** begin Available records **
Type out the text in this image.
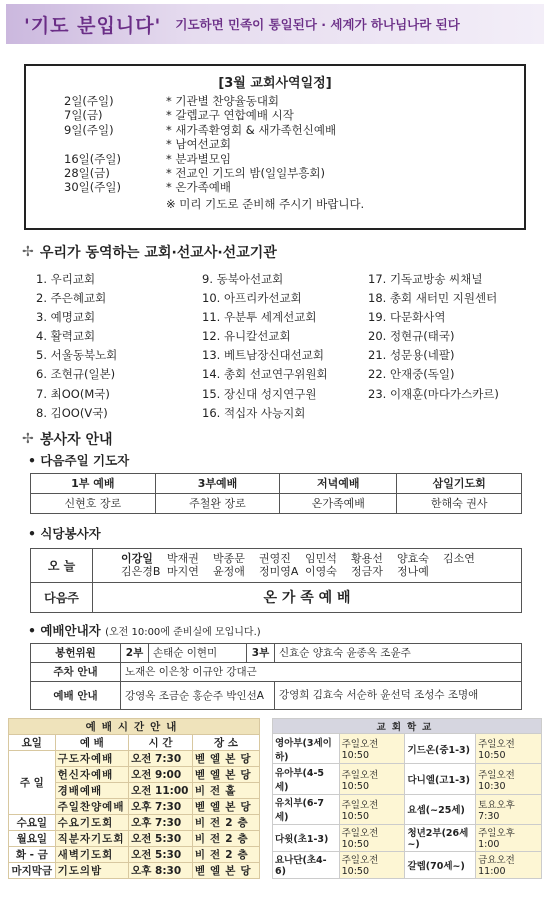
'기도 분입니다' 기도하면 민족이 통일된다 · 세계가 하나님나라 된다
[3월 교회사역일정]
2일(주일)	* 기관별 찬양율동대회
7일(금)	* 갈렙교구 연합예배 시작
9일(주일)	* 새가족환영회 & 새가족헌신예배
* 남여선교회
16일(주일)	* 분과별모임
28일(금)	* 전교인 기도의 밤(일일부흥회)
30일(주일)	* 온가족예배
※ 미리 기도로 준비해 주시기 바랍니다.
✢ 우리가 동역하는 교회·선교사·선교기관
1. 우리교회
2. 주은혜교회
3. 예명교회
4. 활력교회
5. 서울동북노회
6. 조현규(일본)
7. 최OO(M국)
8. 김OO(V국)
9. 동북아선교회
10. 아프리카선교회
11. 우분투 세계선교회
12. 유니칼선교회
13. 베트남장신대선교회
14. 총회 선교연구위원회
15. 장신대 성지연구원
16. 적십자 사능지회
17. 기독교방송 씨채널
18. 총회 새터민 지원센터
19. 다문화사역
20. 정현규(태국)
21. 성문용(네팔)
22. 안재중(독일)
23. 이재훈(마다가스카르)
✢ 봉사자 안내
• 다음주일 기도자
1부 예배	3부예배	저녁예배	삼일기도회
신현호 장로	주철완 장로	온가족예배	한해숙 권사
• 식당봉사자
오 늘	이강일 박재권 박종문 권영진 임민석 황용선 양효숙 김소연
김은경B 마지연 윤정애 정미영A 이영숙 정금자 정나예

다음주	온 가 족 예 배
• 예배안내자 (오전 10:00에 준비실에 모입니다.)
봉헌위원	2부	손태순 이현미	3부	신효순 양효숙 윤종옥 조윤주
주차 안내	노재은 이은창 이규안 강대근			
예배 안내	강영옥 조금순 홍순주 박인선A			강영희 김효숙 서순하 윤선덕 조성수 조명애
예배시간안내			
요일	예 배	시 간	장 소
주 일	구도자예배	오전 7:30	벧엘본당
	헌신자예배	오전 9:00	벧엘본당
	경배예배	오전 11:00	비전홀
	주일찬양예배	오후 7:30	벧엘본당
수요일	수요기도회	오후 7:30	비전2층
월요일	직분자기도회	오전 5:30	비전2층
화 - 금	새벽기도회	오전 5:30	비전2층
마지막금	기도의밤	오후 8:30	벧엘본당
교회학교			
영아부(3세이하)	주일오전 10:50	기드온(중1-3)	주일오전 10:50
유아부(4-5세)	주일오전 10:50	다니엘(고1-3)	주일오전 10:30
유치부(6-7세)	주일오전 10:50	요셉(~25세)	토요오후 7:30
다윗(초1-3)	주일오전 10:50	청년2부(26세~)	주일오후 1:00
요나단(초4-6)	주일오전 10:50	갈렙(70세~)	금요오전 11:00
** end Available records **
Reproduce every line above as written, skipping pictures.

▸ Task output:
Type out the text in this image.
'기도 분입니다' 기도하면 민족이 통일된다 · 세계가 하나님나라 된다
[3월 교회사역일정]
2일(주일)	* 기관별 찬양율동대회
7일(금)	* 갈렙교구 연합예배 시작
9일(주일)	* 새가족환영회 & 새가족헌신예배
* 남여선교회
16일(주일)	* 분과별모임
28일(금)	* 전교인 기도의 밤(일일부흥회)
30일(주일)	* 온가족예배
※ 미리 기도로 준비해 주시기 바랍니다.
✢ 우리가 동역하는 교회·선교사·선교기관
1. 우리교회
2. 주은혜교회
3. 예명교회
4. 활력교회
5. 서울동북노회
6. 조현규(일본)
7. 최OO(M국)
8. 김OO(V국)
9. 동북아선교회
10. 아프리카선교회
11. 우분투 세계선교회
12. 유니칼선교회
13. 베트남장신대선교회
14. 총회 선교연구위원회
15. 장신대 성지연구원
16. 적십자 사능지회
17. 기독교방송 씨채널
18. 총회 새터민 지원센터
19. 다문화사역
20. 정현규(태국)
21. 성문용(네팔)
22. 안재중(독일)
23. 이재훈(마다가스카르)
✢ 봉사자 안내
• 다음주일 기도자
1부 예배	3부예배	저녁예배	삼일기도회
신현호 장로	주철완 장로	온가족예배	한해숙 권사
• 식당봉사자
오 늘	이강일 박재권 박종문 권영진 임민석 황용선 양효숙 김소연
김은경B 마지연 윤정애 정미영A 이영숙 정금자 정나예

다음주	온 가 족 예 배
• 예배안내자 (오전 10:00에 준비실에 모입니다.)
봉헌위원	2부	손태순 이현미	3부	신효순 양효숙 윤종옥 조윤주
주차 안내	노재은 이은창 이규안 강대근			
예배 안내	강영옥 조금순 홍순주 박인선A			강영희 김효숙 서순하 윤선덕 조성수 조명애
예배시간안내			
요일	예 배	시 간	장 소
주 일	구도자예배	오전 7:30	벧엘본당
	헌신자예배	오전 9:00	벧엘본당
	경배예배	오전 11:00	비전홀
	주일찬양예배	오후 7:30	벧엘본당
수요일	수요기도회	오후 7:30	비전2층
월요일	직분자기도회	오전 5:30	비전2층
화 - 금	새벽기도회	오전 5:30	비전2층
마지막금	기도의밤	오후 8:30	벧엘본당
교회학교			
영아부(3세이하)	주일오전 10:50	기드온(중1-3)	주일오전 10:50
유아부(4-5세)	주일오전 10:50	다니엘(고1-3)	주일오전 10:30
유치부(6-7세)	주일오전 10:50	요셉(~25세)	토요오후 7:30
다윗(초1-3)	주일오전 10:50	청년2부(26세~)	주일오후 1:00
요나단(초4-6)	주일오전 10:50	갈렙(70세~)	금요오전 11:00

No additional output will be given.